(Collected data)

* BEGIN *

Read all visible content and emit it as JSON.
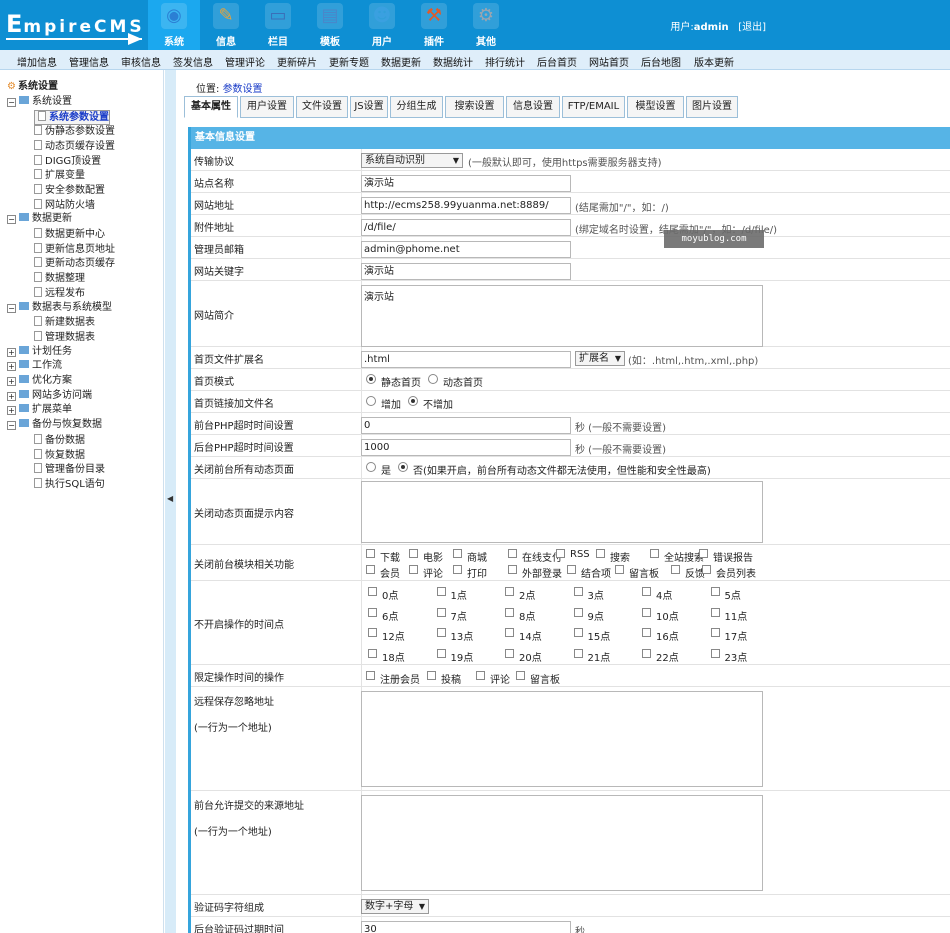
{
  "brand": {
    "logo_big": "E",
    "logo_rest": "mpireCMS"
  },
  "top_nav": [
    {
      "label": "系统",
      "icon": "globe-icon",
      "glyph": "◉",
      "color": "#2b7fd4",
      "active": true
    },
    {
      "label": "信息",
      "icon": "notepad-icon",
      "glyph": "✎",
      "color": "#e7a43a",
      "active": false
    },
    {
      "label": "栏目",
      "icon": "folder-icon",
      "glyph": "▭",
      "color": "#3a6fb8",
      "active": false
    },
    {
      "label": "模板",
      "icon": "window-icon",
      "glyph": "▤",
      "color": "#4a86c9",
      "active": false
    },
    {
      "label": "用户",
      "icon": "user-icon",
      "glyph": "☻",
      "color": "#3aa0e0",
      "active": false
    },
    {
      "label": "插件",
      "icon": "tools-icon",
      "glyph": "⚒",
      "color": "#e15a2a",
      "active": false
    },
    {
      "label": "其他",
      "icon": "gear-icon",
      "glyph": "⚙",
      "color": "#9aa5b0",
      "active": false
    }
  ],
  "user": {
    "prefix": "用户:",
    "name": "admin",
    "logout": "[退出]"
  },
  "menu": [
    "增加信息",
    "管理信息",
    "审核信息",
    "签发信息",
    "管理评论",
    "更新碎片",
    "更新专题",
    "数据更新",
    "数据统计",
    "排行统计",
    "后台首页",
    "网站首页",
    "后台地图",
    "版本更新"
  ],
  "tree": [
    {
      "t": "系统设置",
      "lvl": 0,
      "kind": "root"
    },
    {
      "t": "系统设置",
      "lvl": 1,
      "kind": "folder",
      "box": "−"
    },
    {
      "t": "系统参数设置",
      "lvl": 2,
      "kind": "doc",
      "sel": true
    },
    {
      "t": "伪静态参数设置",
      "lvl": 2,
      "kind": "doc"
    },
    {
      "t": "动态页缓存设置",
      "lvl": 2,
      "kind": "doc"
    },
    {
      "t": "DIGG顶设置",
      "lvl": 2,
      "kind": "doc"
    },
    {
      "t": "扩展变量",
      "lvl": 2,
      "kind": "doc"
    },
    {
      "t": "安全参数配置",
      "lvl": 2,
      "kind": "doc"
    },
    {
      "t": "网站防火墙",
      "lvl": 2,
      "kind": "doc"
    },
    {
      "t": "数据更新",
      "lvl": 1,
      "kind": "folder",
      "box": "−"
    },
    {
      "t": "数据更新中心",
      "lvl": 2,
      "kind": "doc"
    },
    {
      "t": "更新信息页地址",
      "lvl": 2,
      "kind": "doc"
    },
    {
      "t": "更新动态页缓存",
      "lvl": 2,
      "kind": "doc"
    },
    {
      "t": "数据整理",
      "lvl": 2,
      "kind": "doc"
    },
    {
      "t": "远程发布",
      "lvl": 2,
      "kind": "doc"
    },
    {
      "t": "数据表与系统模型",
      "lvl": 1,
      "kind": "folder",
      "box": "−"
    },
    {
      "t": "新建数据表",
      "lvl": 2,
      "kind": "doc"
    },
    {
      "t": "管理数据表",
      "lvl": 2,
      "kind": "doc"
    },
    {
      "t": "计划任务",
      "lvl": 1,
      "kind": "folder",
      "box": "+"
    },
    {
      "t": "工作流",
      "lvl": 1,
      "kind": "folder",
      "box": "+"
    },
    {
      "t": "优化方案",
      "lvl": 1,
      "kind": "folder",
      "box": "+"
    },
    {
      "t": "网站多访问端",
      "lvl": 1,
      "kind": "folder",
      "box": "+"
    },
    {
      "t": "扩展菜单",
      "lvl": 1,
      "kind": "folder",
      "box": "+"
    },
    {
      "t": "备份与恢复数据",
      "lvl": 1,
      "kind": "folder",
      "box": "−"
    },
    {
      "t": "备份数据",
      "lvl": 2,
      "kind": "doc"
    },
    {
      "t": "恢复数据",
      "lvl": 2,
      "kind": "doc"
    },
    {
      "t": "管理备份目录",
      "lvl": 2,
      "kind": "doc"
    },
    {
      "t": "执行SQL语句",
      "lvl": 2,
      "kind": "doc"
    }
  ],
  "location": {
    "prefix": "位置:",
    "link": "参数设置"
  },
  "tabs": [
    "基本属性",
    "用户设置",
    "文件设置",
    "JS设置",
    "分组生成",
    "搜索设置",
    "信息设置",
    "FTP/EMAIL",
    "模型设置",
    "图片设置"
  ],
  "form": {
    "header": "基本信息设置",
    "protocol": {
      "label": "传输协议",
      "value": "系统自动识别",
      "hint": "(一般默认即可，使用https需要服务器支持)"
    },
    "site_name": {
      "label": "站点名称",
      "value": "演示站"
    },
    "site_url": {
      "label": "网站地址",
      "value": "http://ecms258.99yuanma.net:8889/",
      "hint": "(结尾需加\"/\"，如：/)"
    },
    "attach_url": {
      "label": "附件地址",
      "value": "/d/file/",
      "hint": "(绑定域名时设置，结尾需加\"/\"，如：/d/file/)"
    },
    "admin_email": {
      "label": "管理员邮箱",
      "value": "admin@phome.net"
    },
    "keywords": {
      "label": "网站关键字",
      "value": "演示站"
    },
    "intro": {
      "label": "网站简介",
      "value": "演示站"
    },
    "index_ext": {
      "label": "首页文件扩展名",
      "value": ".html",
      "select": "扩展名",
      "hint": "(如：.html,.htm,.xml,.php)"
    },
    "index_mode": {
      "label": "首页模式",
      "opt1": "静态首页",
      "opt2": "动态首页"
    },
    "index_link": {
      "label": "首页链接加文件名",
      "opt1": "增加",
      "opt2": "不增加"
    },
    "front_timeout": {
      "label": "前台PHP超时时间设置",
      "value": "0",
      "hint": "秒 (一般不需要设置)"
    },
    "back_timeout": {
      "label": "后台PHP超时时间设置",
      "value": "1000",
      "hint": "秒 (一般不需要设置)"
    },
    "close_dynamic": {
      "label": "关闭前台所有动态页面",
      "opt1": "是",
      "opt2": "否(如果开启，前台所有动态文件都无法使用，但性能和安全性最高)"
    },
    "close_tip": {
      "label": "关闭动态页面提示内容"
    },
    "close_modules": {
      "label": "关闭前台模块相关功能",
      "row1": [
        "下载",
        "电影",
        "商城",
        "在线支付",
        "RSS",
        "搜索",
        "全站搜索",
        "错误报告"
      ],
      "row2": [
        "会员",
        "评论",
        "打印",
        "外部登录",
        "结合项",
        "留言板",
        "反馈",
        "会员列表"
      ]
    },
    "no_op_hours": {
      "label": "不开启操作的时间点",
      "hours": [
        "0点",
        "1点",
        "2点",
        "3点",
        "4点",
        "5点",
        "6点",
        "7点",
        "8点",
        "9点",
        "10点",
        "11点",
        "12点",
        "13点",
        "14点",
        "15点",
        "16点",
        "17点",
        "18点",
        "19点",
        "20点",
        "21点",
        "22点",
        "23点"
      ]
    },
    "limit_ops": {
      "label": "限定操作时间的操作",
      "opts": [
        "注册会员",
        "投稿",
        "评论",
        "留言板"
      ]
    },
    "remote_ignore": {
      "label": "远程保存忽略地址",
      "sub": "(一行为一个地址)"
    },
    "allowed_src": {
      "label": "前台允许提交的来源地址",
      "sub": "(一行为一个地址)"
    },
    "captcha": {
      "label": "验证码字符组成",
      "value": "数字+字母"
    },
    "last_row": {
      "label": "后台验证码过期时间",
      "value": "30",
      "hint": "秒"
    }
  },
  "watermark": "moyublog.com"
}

* END *
* BEGIN *

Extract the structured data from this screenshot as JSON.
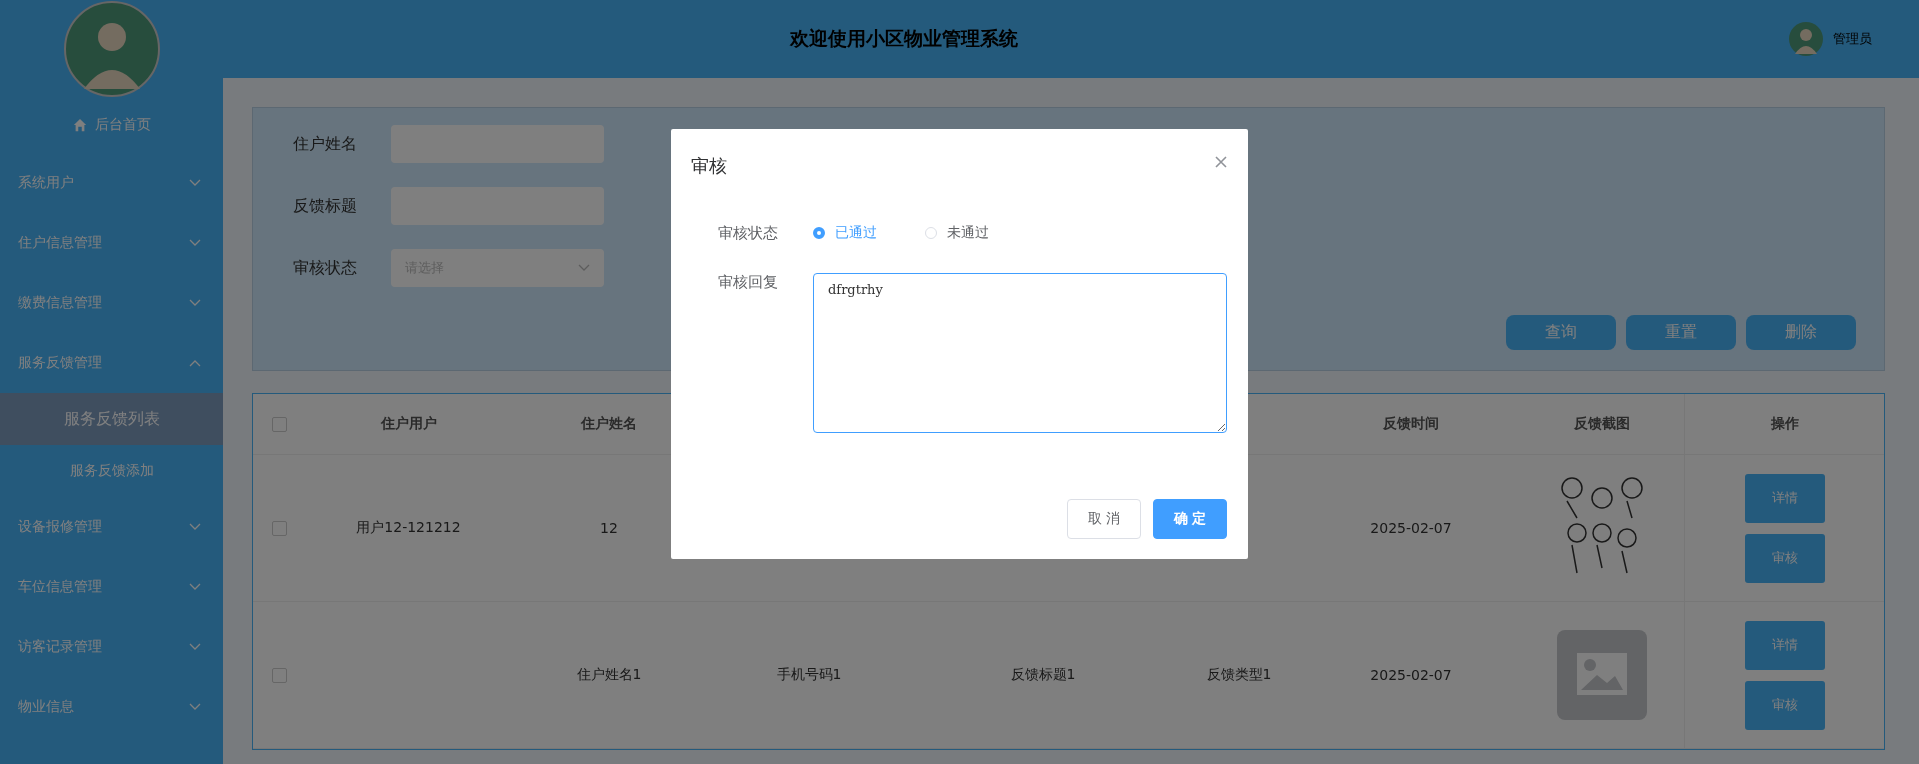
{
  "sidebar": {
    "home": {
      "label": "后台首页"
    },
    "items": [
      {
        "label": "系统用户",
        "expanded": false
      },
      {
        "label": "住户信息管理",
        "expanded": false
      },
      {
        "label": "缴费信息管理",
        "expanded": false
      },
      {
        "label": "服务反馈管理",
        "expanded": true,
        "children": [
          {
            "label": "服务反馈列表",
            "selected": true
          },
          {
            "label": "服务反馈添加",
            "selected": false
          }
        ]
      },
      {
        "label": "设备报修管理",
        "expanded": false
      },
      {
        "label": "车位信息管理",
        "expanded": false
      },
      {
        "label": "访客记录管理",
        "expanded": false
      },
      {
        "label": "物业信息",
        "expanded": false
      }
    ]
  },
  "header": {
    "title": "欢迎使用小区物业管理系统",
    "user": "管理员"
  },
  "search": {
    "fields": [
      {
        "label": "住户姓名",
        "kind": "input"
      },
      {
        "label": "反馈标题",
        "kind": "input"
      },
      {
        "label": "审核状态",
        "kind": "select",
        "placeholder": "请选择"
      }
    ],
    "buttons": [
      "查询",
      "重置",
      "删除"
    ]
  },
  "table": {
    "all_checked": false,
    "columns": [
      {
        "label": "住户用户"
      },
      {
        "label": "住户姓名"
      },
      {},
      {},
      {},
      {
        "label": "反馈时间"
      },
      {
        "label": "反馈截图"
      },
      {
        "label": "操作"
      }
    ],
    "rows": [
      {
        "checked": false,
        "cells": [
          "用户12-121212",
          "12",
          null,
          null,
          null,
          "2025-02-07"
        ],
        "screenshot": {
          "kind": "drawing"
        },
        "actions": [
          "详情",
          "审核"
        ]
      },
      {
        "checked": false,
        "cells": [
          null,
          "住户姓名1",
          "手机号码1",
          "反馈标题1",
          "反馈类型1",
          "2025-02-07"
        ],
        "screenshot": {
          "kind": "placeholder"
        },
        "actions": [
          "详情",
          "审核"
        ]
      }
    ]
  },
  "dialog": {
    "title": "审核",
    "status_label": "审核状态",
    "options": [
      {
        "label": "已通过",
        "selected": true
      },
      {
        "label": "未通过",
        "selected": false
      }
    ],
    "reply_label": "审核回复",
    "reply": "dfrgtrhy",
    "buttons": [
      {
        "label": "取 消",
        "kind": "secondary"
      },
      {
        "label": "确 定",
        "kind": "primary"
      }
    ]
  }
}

* END *
* BEGIN *

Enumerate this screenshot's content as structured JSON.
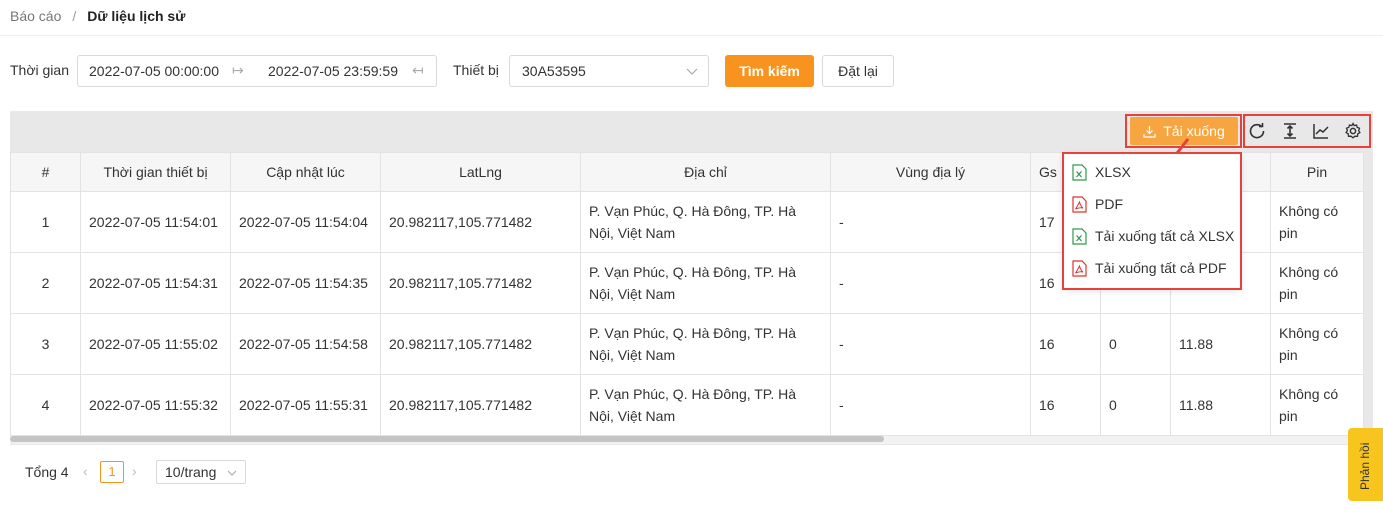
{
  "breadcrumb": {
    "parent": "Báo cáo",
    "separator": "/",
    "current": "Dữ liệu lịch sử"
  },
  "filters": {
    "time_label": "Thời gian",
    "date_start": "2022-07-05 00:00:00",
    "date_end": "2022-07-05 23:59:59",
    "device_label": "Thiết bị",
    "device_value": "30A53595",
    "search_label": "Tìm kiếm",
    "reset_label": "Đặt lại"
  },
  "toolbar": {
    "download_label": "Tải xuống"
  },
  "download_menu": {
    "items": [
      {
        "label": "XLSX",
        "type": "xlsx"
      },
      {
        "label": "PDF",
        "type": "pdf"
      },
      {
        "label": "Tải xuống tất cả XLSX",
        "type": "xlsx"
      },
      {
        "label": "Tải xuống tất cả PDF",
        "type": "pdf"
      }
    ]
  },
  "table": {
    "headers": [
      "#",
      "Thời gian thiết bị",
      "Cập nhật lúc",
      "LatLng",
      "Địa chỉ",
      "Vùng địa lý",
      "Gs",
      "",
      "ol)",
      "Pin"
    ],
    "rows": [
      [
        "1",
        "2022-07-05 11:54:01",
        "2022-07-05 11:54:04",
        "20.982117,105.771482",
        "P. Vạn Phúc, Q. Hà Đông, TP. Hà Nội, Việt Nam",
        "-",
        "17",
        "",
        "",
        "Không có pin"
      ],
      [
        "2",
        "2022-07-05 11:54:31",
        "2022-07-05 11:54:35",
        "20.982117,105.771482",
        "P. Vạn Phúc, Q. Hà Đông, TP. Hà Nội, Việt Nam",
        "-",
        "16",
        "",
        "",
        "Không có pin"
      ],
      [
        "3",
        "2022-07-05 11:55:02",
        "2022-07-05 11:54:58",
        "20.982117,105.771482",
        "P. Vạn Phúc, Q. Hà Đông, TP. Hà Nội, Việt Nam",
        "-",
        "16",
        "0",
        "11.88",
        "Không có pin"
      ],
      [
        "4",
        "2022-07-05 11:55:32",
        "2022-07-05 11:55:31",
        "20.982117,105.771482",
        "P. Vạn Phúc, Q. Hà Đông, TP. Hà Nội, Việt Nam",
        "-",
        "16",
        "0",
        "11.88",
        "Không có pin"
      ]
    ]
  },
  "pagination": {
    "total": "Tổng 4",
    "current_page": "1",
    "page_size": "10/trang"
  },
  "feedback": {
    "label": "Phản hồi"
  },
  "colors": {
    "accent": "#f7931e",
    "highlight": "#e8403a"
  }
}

* END *

Copy every line of the listing that contains the word "selected".

- [Result]:
            "selected": true
            "selected": false
        "selected": true
        "selected": false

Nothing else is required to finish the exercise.